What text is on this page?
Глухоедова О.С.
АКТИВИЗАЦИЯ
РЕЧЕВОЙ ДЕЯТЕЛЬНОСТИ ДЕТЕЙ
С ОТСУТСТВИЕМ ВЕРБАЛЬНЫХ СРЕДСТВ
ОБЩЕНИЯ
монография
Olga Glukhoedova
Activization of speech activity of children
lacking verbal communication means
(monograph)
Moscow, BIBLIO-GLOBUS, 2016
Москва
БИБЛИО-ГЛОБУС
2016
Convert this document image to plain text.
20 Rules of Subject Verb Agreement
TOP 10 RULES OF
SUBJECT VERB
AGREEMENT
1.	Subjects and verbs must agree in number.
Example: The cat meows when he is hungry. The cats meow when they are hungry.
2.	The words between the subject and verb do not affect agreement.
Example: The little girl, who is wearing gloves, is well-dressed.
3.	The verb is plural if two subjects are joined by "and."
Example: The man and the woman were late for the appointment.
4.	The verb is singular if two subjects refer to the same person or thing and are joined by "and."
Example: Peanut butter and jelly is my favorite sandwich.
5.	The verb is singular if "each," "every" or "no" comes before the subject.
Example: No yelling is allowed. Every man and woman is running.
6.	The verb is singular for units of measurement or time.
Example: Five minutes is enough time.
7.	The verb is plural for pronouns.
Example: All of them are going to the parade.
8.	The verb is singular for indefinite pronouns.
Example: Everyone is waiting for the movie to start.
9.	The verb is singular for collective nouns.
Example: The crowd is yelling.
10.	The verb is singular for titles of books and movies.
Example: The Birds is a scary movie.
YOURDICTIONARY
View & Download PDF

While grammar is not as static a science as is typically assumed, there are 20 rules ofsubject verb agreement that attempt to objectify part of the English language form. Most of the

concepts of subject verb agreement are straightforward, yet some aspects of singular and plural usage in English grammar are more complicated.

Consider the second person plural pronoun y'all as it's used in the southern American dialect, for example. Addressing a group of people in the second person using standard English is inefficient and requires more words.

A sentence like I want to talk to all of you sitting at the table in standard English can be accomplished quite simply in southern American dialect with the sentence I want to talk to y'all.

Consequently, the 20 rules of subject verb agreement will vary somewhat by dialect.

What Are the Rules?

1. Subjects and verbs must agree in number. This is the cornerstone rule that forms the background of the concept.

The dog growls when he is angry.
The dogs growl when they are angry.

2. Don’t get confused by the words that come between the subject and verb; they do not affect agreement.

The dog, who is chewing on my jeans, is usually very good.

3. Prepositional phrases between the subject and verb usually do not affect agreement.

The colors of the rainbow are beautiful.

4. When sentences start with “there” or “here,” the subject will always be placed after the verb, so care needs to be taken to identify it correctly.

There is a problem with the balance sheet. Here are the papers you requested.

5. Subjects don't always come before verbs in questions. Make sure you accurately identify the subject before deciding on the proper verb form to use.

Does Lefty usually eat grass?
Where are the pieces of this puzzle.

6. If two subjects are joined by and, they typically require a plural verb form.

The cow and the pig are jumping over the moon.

● ● ● ● ● ● ●

- [Objective] List the lines that contain the word "they".

- [Answer to the task]
Example: The cat meows when he is hungry. The cats meow when they are hungry.
The dogs growl when they are angry.
2. Don’t get confused by the words that come between the subject and verb; they do not affect agreement.
6. If two subjects are joined by and, they typically require a plural verb form.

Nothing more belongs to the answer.